## WHAT THE TASK ASKS
Reproduce the records below exactly, leaving out any pictures.

## INPUT ROWS

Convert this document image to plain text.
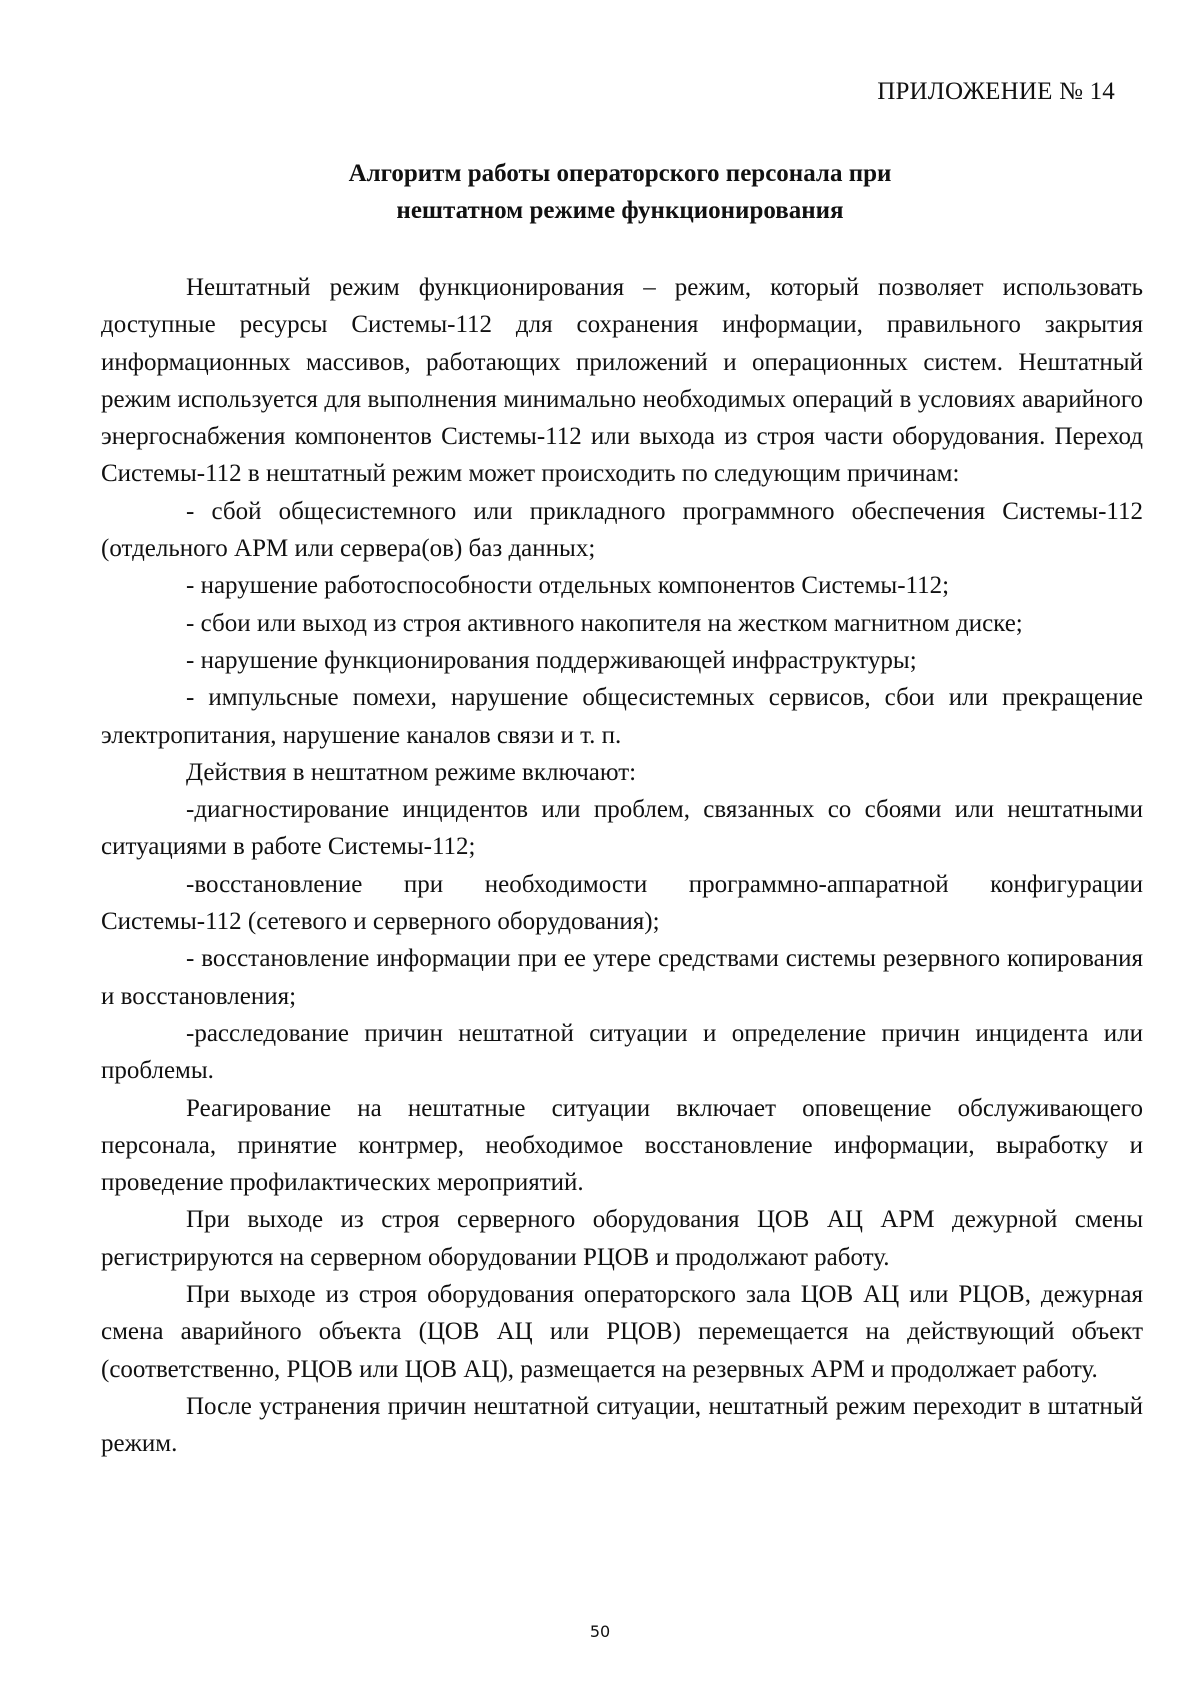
ПРИЛОЖЕНИЕ № 14
Алгоритм работы операторского персонала при
нештатном режиме функционирования

Нештатный режим функционирования – режим, который позволяет использовать доступные ресурсы Системы-112 для сохранения информации, правильного закрытия информационных массивов, работающих приложений и операционных систем. Нештатный режим используется для выполнения минимально необходимых операций в условиях аварийного энергоснабжения компонентов Системы-112 или выхода из строя части оборудования. Переход Системы-112 в нештатный режим может происходить по следующим причинам:

- сбой общесистемного или прикладного программного обеспечения Системы-112 (отдельного АРМ или сервера(ов) баз данных;

- нарушение работоспособности отдельных компонентов Системы-112;

- сбои или выход из строя активного накопителя на жестком магнитном диске;

- нарушение функционирования поддерживающей инфраструктуры;

- импульсные помехи, нарушение общесистемных сервисов, сбои или прекращение электропитания, нарушение каналов связи и т. п.

Действия в нештатном режиме включают:

-диагностирование инцидентов или проблем, связанных со сбоями или нештатными ситуациями в работе Системы-112;

-восстановление при необходимости программно-аппаратной конфигурации Системы-112 (сетевого и серверного оборудования);

- восстановление информации при ее утере средствами системы резервного копирования и восстановления;

-расследование причин нештатной ситуации и определение причин инцидента или проблемы.

Реагирование на нештатные ситуации включает оповещение обслуживающего персонала, принятие контрмер, необходимое восстановление информации, выработку и проведение профилактических мероприятий.

При выходе из строя серверного оборудования ЦОВ АЦ АРМ дежурной смены регистрируются на серверном оборудовании РЦОВ и продолжают работу.

При выходе из строя оборудования операторского зала ЦОВ АЦ или РЦОВ, дежурная смена аварийного объекта (ЦОВ АЦ или РЦОВ) перемещается на действующий объект (соответственно, РЦОВ или ЦОВ АЦ), размещается на резервных АРМ и продолжает работу.

После устранения причин нештатной ситуации, нештатный режим переходит в штатный режим.

50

## SOLUTION TO THIS TASK
Convert this document image to plain text.
ПРИЛОЖЕНИЕ № 14
Алгоритм работы операторского персонала при
нештатном режиме функционирования

Нештатный режим функционирования – режим, который позволяет использовать доступные ресурсы Системы-112 для сохранения информации, правильного закрытия информационных массивов, работающих приложений и операционных систем. Нештатный режим используется для выполнения минимально необходимых операций в условиях аварийного энергоснабжения компонентов Системы-112 или выхода из строя части оборудования. Переход Системы-112 в нештатный режим может происходить по следующим причинам:

- сбой общесистемного или прикладного программного обеспечения Системы-112 (отдельного АРМ или сервера(ов) баз данных;

- нарушение работоспособности отдельных компонентов Системы-112;

- сбои или выход из строя активного накопителя на жестком магнитном диске;

- нарушение функционирования поддерживающей инфраструктуры;

- импульсные помехи, нарушение общесистемных сервисов, сбои или прекращение электропитания, нарушение каналов связи и т. п.

Действия в нештатном режиме включают:

-диагностирование инцидентов или проблем, связанных со сбоями или нештатными ситуациями в работе Системы-112;

-восстановление при необходимости программно-аппаратной конфигурации Системы-112 (сетевого и серверного оборудования);

- восстановление информации при ее утере средствами системы резервного копирования и восстановления;

-расследование причин нештатной ситуации и определение причин инцидента или проблемы.

Реагирование на нештатные ситуации включает оповещение обслуживающего персонала, принятие контрмер, необходимое восстановление информации, выработку и проведение профилактических мероприятий.

При выходе из строя серверного оборудования ЦОВ АЦ АРМ дежурной смены регистрируются на серверном оборудовании РЦОВ и продолжают работу.

При выходе из строя оборудования операторского зала ЦОВ АЦ или РЦОВ, дежурная смена аварийного объекта (ЦОВ АЦ или РЦОВ) перемещается на действующий объект (соответственно, РЦОВ или ЦОВ АЦ), размещается на резервных АРМ и продолжает работу.

После устранения причин нештатной ситуации, нештатный режим переходит в штатный режим.

50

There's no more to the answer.